Material for the task
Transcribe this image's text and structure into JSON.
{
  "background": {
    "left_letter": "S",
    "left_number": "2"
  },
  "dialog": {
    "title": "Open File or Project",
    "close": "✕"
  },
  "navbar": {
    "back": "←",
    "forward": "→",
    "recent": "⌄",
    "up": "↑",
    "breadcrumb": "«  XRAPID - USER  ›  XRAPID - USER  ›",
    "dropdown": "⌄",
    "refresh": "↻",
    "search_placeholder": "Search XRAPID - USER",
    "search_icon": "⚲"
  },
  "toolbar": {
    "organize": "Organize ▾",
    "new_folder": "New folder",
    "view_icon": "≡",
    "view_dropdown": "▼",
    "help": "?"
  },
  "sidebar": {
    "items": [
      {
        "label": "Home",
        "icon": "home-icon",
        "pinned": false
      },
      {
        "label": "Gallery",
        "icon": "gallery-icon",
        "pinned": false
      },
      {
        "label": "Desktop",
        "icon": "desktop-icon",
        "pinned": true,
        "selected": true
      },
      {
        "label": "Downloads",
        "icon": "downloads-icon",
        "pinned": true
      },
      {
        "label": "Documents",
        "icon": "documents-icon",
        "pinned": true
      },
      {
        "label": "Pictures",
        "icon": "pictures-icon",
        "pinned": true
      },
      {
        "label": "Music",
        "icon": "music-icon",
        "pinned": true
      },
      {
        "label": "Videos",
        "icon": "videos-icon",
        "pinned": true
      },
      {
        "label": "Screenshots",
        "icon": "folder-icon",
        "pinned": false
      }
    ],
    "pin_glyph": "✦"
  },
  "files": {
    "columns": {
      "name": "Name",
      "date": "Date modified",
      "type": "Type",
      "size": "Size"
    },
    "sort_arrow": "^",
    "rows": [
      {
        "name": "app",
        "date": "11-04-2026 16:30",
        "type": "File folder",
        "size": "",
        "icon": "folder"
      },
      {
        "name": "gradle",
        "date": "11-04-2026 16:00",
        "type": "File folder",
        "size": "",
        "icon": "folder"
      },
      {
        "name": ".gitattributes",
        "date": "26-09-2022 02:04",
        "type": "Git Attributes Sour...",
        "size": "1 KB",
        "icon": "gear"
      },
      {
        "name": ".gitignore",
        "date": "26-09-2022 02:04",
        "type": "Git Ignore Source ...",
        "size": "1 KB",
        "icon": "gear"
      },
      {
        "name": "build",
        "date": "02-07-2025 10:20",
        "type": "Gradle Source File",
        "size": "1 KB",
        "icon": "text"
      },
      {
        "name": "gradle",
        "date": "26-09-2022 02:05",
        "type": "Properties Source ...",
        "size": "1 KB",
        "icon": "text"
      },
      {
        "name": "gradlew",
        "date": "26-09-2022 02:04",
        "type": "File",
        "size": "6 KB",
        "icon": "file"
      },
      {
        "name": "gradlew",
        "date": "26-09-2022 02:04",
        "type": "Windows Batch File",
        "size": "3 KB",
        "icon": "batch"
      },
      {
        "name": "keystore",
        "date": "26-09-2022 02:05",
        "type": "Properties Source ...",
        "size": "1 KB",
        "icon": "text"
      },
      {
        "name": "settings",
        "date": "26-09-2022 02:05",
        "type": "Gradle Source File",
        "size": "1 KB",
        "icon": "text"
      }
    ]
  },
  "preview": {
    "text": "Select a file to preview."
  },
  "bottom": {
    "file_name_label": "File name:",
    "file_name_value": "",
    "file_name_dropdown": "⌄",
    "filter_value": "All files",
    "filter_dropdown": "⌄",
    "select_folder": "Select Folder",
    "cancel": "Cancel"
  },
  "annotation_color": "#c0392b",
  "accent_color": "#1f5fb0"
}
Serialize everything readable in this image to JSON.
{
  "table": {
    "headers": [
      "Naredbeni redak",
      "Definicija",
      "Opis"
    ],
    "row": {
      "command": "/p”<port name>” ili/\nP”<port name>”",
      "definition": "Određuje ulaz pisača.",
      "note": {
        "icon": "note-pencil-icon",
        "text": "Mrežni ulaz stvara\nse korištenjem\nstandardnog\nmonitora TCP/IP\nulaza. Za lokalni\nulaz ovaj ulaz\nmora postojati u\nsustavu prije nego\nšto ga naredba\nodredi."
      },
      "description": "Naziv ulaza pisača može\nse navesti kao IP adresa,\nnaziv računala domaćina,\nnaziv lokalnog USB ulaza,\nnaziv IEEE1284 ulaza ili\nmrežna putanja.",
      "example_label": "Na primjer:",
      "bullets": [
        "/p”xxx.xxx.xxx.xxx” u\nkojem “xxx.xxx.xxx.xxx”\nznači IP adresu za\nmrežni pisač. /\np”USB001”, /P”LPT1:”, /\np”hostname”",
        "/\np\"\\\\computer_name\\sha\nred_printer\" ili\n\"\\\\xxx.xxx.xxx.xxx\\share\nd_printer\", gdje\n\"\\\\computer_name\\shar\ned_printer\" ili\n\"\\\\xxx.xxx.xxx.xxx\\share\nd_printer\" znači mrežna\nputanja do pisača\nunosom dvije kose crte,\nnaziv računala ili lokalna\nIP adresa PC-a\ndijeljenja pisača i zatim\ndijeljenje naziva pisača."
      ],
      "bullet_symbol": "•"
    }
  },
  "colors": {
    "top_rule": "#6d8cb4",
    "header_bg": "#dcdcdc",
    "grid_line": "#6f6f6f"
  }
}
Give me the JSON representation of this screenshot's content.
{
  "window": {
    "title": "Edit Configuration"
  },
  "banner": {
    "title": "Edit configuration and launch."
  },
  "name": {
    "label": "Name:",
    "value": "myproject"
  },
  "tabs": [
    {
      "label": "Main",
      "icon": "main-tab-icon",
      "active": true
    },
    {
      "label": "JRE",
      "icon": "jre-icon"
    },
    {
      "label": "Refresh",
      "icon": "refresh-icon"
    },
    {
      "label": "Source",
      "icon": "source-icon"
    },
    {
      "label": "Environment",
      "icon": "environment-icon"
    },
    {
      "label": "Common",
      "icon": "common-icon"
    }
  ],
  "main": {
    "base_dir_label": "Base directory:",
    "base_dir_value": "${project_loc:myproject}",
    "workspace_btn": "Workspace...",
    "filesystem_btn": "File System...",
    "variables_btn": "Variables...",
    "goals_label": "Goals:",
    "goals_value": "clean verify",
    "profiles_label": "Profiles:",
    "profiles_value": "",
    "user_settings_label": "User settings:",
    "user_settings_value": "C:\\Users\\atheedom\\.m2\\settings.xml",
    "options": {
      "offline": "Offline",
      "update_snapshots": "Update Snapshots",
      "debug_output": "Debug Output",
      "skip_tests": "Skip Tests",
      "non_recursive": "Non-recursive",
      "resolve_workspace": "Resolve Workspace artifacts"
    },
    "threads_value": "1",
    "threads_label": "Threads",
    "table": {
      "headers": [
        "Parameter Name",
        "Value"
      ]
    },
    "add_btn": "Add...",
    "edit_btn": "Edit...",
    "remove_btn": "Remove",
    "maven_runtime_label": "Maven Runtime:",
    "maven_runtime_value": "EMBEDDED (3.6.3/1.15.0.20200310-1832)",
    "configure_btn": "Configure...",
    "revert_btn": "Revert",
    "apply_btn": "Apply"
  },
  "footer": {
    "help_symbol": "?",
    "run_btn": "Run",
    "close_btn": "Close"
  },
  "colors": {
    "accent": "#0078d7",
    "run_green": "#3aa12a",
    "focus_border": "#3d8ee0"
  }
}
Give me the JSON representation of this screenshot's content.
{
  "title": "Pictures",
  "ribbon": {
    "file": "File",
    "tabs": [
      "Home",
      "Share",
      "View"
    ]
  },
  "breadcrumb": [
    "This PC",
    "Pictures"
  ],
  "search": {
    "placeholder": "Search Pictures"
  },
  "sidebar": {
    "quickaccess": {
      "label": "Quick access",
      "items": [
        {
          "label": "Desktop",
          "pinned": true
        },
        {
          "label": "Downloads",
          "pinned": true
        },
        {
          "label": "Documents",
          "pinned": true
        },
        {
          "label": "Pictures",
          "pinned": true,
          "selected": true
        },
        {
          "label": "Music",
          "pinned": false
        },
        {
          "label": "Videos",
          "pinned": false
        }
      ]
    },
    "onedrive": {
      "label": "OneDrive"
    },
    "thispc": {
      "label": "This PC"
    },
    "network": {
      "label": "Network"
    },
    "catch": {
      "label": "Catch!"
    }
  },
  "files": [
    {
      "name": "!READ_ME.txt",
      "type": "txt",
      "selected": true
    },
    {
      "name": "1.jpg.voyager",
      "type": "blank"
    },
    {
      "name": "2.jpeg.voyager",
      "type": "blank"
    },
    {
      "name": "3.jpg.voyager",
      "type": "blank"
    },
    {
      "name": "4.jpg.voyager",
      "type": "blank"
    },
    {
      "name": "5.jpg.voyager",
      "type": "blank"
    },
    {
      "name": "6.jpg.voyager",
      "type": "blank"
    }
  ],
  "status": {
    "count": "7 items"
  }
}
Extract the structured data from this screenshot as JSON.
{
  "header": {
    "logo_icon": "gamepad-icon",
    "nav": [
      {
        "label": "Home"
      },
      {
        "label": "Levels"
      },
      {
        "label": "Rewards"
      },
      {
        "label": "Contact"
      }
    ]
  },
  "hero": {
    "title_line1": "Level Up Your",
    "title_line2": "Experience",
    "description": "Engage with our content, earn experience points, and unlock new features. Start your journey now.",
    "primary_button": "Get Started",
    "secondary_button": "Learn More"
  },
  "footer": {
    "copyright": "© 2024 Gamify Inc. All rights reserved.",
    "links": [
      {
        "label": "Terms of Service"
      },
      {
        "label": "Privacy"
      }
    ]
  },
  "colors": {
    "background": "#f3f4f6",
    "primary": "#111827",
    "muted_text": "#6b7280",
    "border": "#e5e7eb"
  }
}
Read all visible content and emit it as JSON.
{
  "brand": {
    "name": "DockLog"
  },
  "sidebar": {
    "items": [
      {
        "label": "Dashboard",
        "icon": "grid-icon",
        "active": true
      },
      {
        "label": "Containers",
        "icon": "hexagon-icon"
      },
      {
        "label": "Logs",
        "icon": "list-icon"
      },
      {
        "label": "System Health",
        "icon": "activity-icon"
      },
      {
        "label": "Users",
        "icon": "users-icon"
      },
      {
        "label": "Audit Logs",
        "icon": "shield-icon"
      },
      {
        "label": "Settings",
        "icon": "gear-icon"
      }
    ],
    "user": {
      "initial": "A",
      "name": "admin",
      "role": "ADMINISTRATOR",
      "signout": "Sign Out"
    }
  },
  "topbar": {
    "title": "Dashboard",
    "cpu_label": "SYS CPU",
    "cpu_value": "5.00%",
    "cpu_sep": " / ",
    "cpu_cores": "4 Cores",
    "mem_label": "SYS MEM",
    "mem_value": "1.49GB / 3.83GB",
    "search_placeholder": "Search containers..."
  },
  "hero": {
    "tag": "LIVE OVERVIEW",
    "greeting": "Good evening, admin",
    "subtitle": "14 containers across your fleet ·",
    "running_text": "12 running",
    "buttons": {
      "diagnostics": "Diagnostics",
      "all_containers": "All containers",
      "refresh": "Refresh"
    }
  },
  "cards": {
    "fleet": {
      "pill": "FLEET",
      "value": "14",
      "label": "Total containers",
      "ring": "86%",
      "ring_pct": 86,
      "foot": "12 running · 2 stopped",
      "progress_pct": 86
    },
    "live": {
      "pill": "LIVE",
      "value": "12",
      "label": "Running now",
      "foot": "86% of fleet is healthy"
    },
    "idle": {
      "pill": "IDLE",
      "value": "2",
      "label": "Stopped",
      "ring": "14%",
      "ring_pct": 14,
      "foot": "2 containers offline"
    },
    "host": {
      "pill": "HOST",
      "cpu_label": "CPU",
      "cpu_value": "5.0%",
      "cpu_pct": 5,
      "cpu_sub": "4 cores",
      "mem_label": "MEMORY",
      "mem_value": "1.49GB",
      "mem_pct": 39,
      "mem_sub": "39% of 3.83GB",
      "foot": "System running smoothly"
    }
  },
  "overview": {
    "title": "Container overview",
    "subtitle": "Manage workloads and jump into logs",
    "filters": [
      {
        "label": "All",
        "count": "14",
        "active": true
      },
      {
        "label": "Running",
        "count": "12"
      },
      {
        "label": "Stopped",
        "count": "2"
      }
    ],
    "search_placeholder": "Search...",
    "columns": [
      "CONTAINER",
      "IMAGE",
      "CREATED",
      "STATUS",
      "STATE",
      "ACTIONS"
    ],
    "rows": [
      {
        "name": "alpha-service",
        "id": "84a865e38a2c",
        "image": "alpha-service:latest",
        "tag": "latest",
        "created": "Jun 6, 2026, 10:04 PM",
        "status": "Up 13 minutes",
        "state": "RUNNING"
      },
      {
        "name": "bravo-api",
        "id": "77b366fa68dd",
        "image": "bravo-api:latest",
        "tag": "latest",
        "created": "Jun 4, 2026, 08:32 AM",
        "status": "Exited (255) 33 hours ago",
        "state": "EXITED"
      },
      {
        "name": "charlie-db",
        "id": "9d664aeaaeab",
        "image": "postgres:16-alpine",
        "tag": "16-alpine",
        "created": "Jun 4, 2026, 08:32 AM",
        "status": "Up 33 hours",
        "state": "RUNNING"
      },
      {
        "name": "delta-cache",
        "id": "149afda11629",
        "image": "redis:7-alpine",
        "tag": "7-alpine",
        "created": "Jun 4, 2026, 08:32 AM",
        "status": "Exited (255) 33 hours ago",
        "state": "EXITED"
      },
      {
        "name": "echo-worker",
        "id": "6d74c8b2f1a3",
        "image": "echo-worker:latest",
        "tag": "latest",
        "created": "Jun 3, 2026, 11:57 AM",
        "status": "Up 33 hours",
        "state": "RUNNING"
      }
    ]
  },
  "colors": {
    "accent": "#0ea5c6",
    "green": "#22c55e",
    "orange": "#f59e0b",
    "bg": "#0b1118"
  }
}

Directions for this task
Search the lines for the word "worker" and report how many contain it, by number only.

Full response
2